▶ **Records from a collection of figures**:
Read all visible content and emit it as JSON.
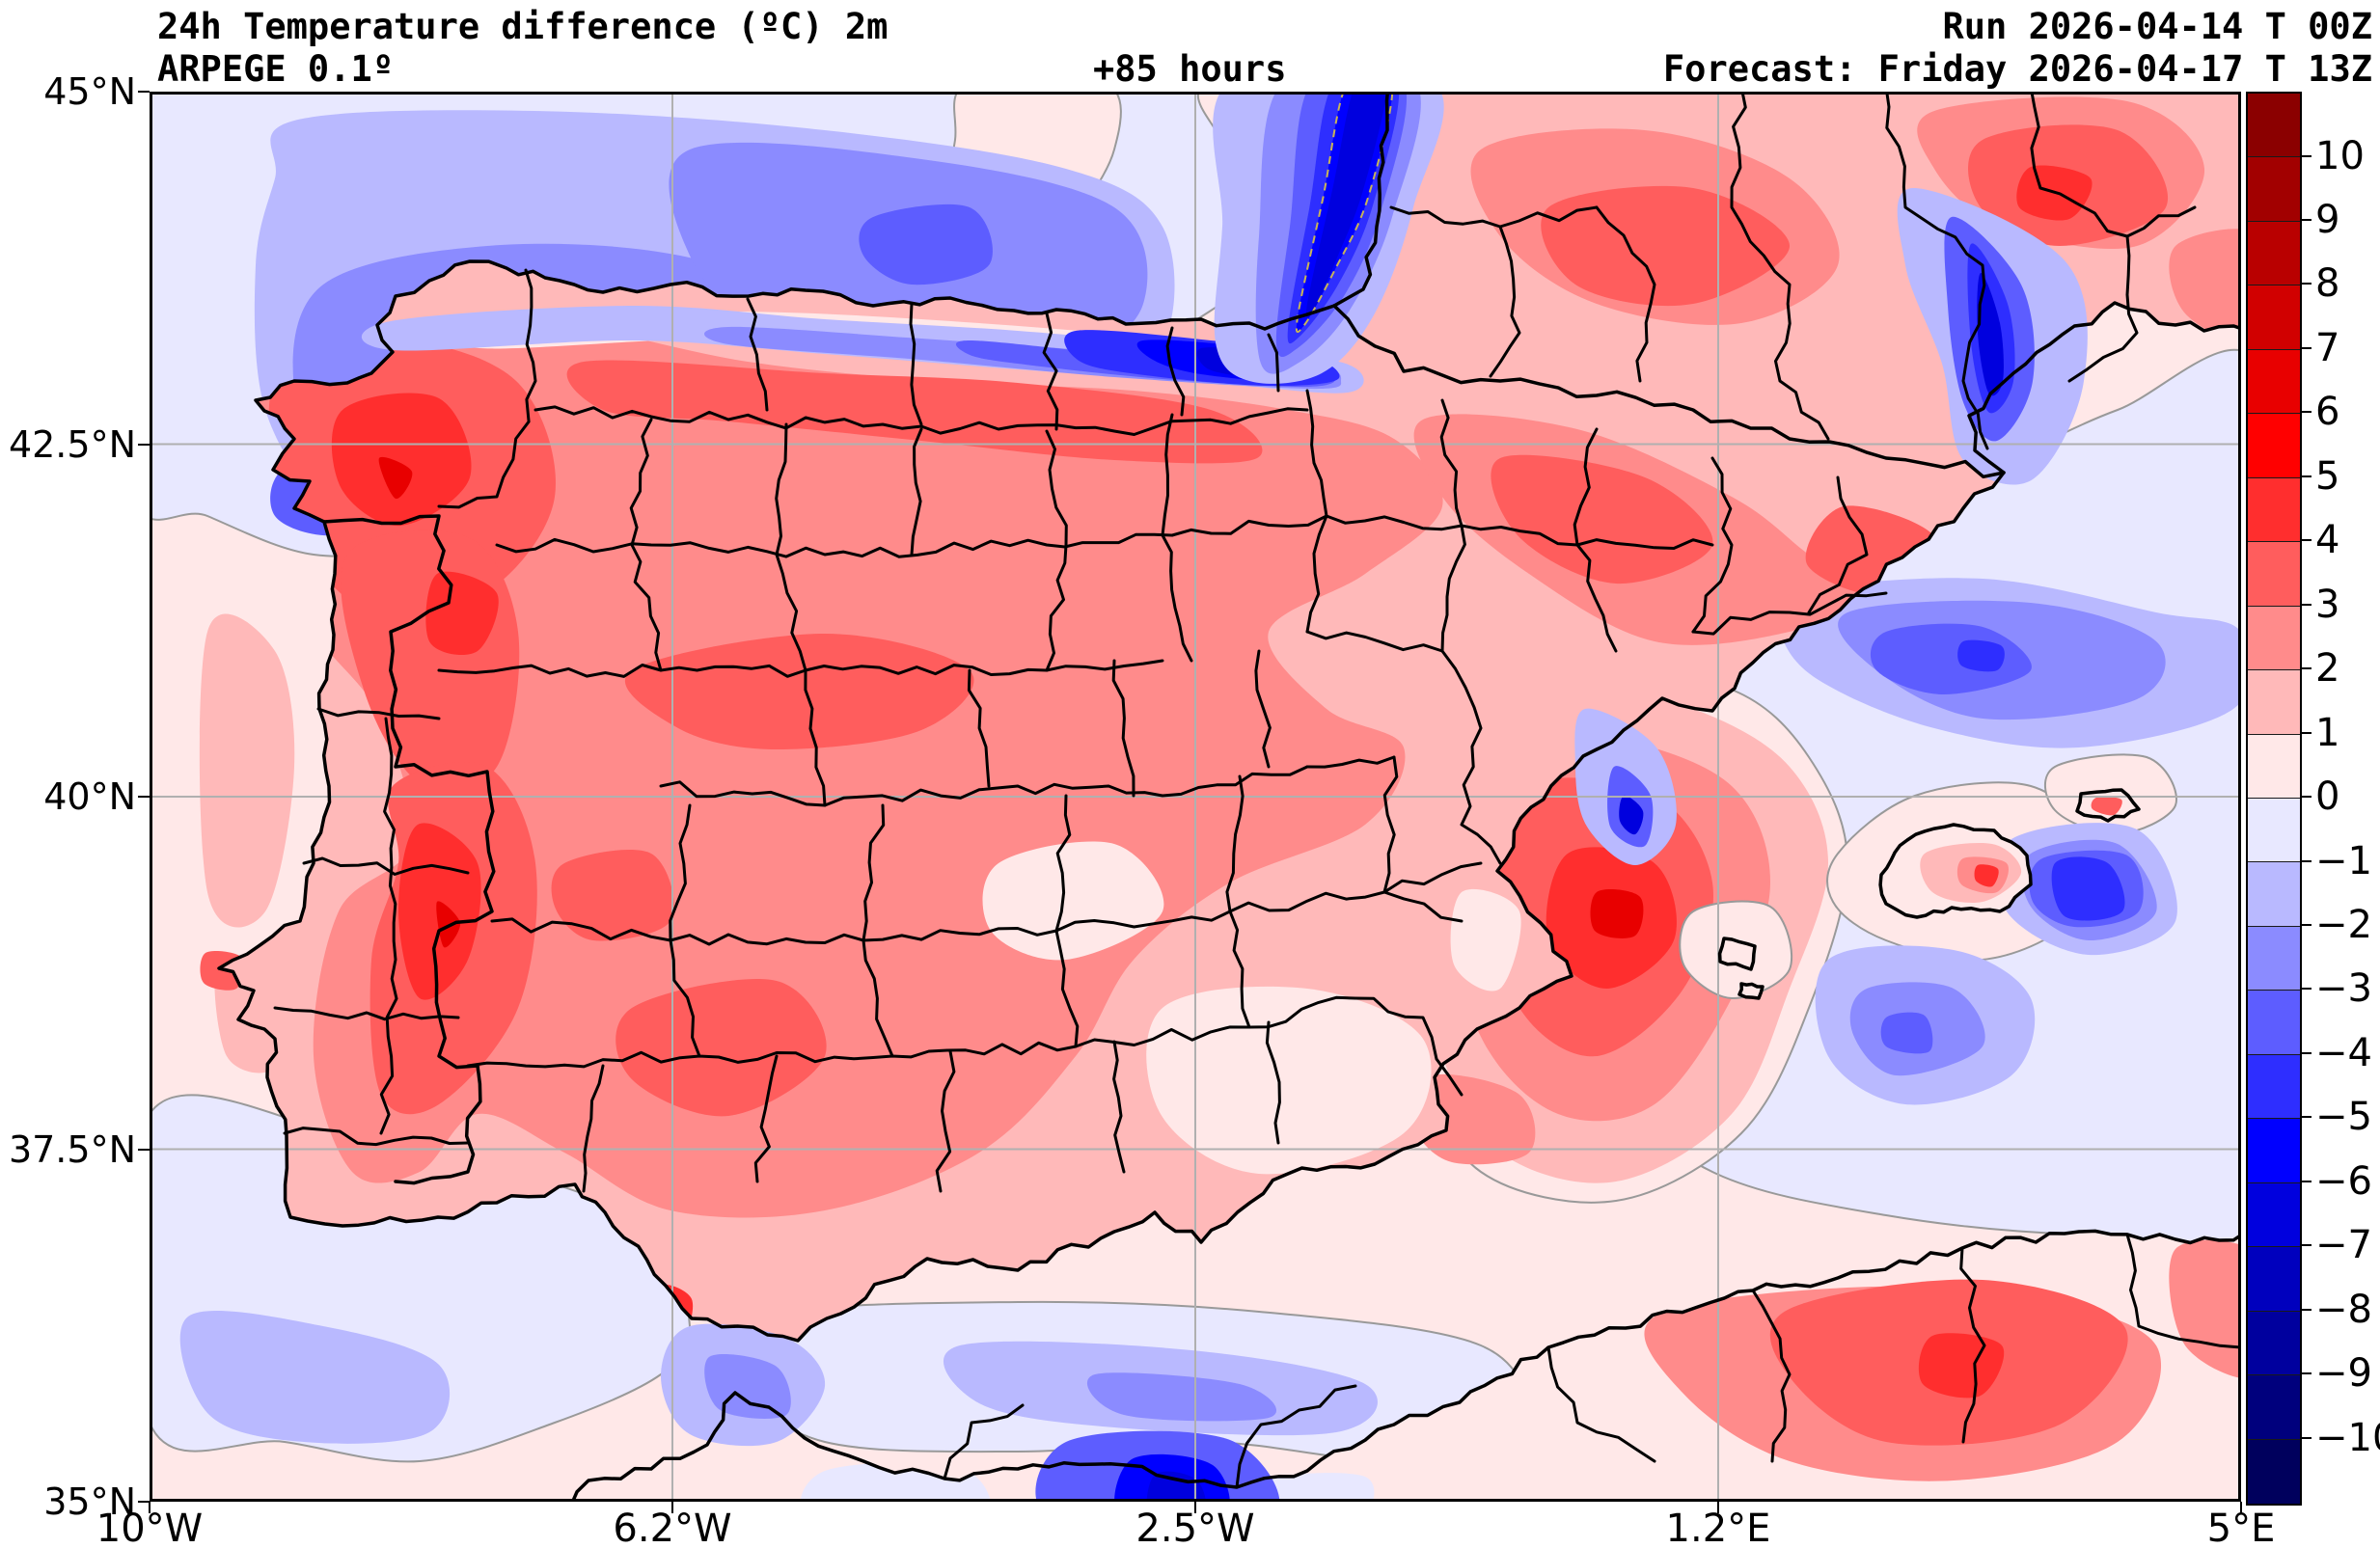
{
  "header": {
    "title_line1": "24h Temperature difference (ºC) 2m",
    "title_line2": "ARPEGE 0.1º",
    "lead_time": "+85 hours",
    "run_line": "Run 2026-04-14 T 00Z",
    "forecast_line": "Forecast: Friday 2026-04-17 T 13Z"
  },
  "chart_data": {
    "type": "heatmap",
    "title": "24h Temperature difference (ºC) 2m",
    "model": "ARPEGE 0.1º",
    "lead_time_hours": 85,
    "run": "2026-04-14 T 00Z",
    "forecast": "Friday 2026-04-17 T 13Z",
    "region": "Iberian Peninsula, Balearic Islands, southern France, northern Morocco/Algeria",
    "grid": true,
    "x_axis": {
      "label": "longitude",
      "ticks": [
        "10°W",
        "6.2°W",
        "2.5°W",
        "1.2°E",
        "5°E"
      ],
      "range_deg": [
        -10,
        5
      ]
    },
    "y_axis": {
      "label": "latitude",
      "ticks": [
        "45°N",
        "42.5°N",
        "40°N",
        "37.5°N",
        "35°N"
      ],
      "range_deg": [
        35,
        45
      ]
    },
    "colorbar": {
      "units": "ºC",
      "levels": [
        10,
        9,
        8,
        7,
        6,
        5,
        4,
        3,
        2,
        1,
        0,
        -1,
        -2,
        -3,
        -4,
        -5,
        -6,
        -7,
        -8,
        -9,
        -10
      ],
      "tick_labels": [
        "10",
        "9",
        "8",
        "7",
        "6",
        "5",
        "4",
        "3",
        "2",
        "1",
        "0",
        "−1",
        "−2",
        "−3",
        "−4",
        "−5",
        "−6",
        "−7",
        "−8",
        "−9",
        "−10"
      ],
      "segment_colors_top_to_bottom": [
        "#8b0000",
        "#a20000",
        "#b90000",
        "#d10000",
        "#e80000",
        "#ff0000",
        "#ff2e2e",
        "#ff5d5d",
        "#ff8b8b",
        "#ffb9b9",
        "#ffe8e8",
        "#e8e8ff",
        "#b9b9ff",
        "#8b8bff",
        "#5d5dff",
        "#2e2eff",
        "#0000ff",
        "#0000de",
        "#0000be",
        "#00009e",
        "#00007d",
        "#00005d"
      ]
    },
    "map_colors": {
      "land_base": "#ffb9b9",
      "ocean_base": "#ffe8e8",
      "boundary_lines": "#000000",
      "zero_contour": "#999999",
      "gridlines": "#b0b0b0"
    },
    "regions_depicted": [
      {
        "area": "Iberian Peninsula interior (most land)",
        "anomaly_c": "+1 to +4"
      },
      {
        "area": "Galicia / northern Portugal / western meseta",
        "anomaly_c": "+3 to +6"
      },
      {
        "area": "Cantabrian and Basque coast nearshore",
        "anomaly_c": "-2 to -7"
      },
      {
        "area": "French Atlantic coast plume (Landes)",
        "anomaly_c": "-5 to -10"
      },
      {
        "area": "Bay of Biscay open water",
        "anomaly_c": "-1 to -3"
      },
      {
        "area": "Gulf of Lion coastal streak",
        "anomaly_c": "-4 to -7"
      },
      {
        "area": "Western Mediterranean east of Valencia/Murcia",
        "anomaly_c": "+2 to +4"
      },
      {
        "area": "Sea north of Balearics",
        "anomaly_c": "-1 to -3"
      },
      {
        "area": "Alboran Sea / Strait of Gibraltar",
        "anomaly_c": "-1 to -3"
      },
      {
        "area": "Dark cold spot on Moroccan Mediterranean coast",
        "anomaly_c": "-5 to -7"
      },
      {
        "area": "North Africa interior (Algeria)",
        "anomaly_c": "+2 to +5"
      },
      {
        "area": "Atlantic off Portugal",
        "anomaly_c": "0 to +1"
      },
      {
        "area": "Southern France interior",
        "anomaly_c": "+2 to +5"
      }
    ]
  }
}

▶ **WHAT IS NEEDED**:
Retype the entries word for word. Omit any images.

▶ **ANSWER TO THE EXERCISE**:
Read all visible content and emit it as JSON.
{
  "header": {
    "title_line1": "24h Temperature difference (ºC) 2m",
    "title_line2": "ARPEGE 0.1º",
    "lead_time": "+85 hours",
    "run_line": "Run 2026-04-14 T 00Z",
    "forecast_line": "Forecast: Friday 2026-04-17 T 13Z"
  },
  "chart_data": {
    "type": "heatmap",
    "title": "24h Temperature difference (ºC) 2m",
    "model": "ARPEGE 0.1º",
    "lead_time_hours": 85,
    "run": "2026-04-14 T 00Z",
    "forecast": "Friday 2026-04-17 T 13Z",
    "region": "Iberian Peninsula, Balearic Islands, southern France, northern Morocco/Algeria",
    "grid": true,
    "x_axis": {
      "label": "longitude",
      "ticks": [
        "10°W",
        "6.2°W",
        "2.5°W",
        "1.2°E",
        "5°E"
      ],
      "range_deg": [
        -10,
        5
      ]
    },
    "y_axis": {
      "label": "latitude",
      "ticks": [
        "45°N",
        "42.5°N",
        "40°N",
        "37.5°N",
        "35°N"
      ],
      "range_deg": [
        35,
        45
      ]
    },
    "colorbar": {
      "units": "ºC",
      "levels": [
        10,
        9,
        8,
        7,
        6,
        5,
        4,
        3,
        2,
        1,
        0,
        -1,
        -2,
        -3,
        -4,
        -5,
        -6,
        -7,
        -8,
        -9,
        -10
      ],
      "tick_labels": [
        "10",
        "9",
        "8",
        "7",
        "6",
        "5",
        "4",
        "3",
        "2",
        "1",
        "0",
        "−1",
        "−2",
        "−3",
        "−4",
        "−5",
        "−6",
        "−7",
        "−8",
        "−9",
        "−10"
      ],
      "segment_colors_top_to_bottom": [
        "#8b0000",
        "#a20000",
        "#b90000",
        "#d10000",
        "#e80000",
        "#ff0000",
        "#ff2e2e",
        "#ff5d5d",
        "#ff8b8b",
        "#ffb9b9",
        "#ffe8e8",
        "#e8e8ff",
        "#b9b9ff",
        "#8b8bff",
        "#5d5dff",
        "#2e2eff",
        "#0000ff",
        "#0000de",
        "#0000be",
        "#00009e",
        "#00007d",
        "#00005d"
      ]
    },
    "map_colors": {
      "land_base": "#ffb9b9",
      "ocean_base": "#ffe8e8",
      "boundary_lines": "#000000",
      "zero_contour": "#999999",
      "gridlines": "#b0b0b0"
    },
    "regions_depicted": [
      {
        "area": "Iberian Peninsula interior (most land)",
        "anomaly_c": "+1 to +4"
      },
      {
        "area": "Galicia / northern Portugal / western meseta",
        "anomaly_c": "+3 to +6"
      },
      {
        "area": "Cantabrian and Basque coast nearshore",
        "anomaly_c": "-2 to -7"
      },
      {
        "area": "French Atlantic coast plume (Landes)",
        "anomaly_c": "-5 to -10"
      },
      {
        "area": "Bay of Biscay open water",
        "anomaly_c": "-1 to -3"
      },
      {
        "area": "Gulf of Lion coastal streak",
        "anomaly_c": "-4 to -7"
      },
      {
        "area": "Western Mediterranean east of Valencia/Murcia",
        "anomaly_c": "+2 to +4"
      },
      {
        "area": "Sea north of Balearics",
        "anomaly_c": "-1 to -3"
      },
      {
        "area": "Alboran Sea / Strait of Gibraltar",
        "anomaly_c": "-1 to -3"
      },
      {
        "area": "Dark cold spot on Moroccan Mediterranean coast",
        "anomaly_c": "-5 to -7"
      },
      {
        "area": "North Africa interior (Algeria)",
        "anomaly_c": "+2 to +5"
      },
      {
        "area": "Atlantic off Portugal",
        "anomaly_c": "0 to +1"
      },
      {
        "area": "Southern France interior",
        "anomaly_c": "+2 to +5"
      }
    ]
  }
}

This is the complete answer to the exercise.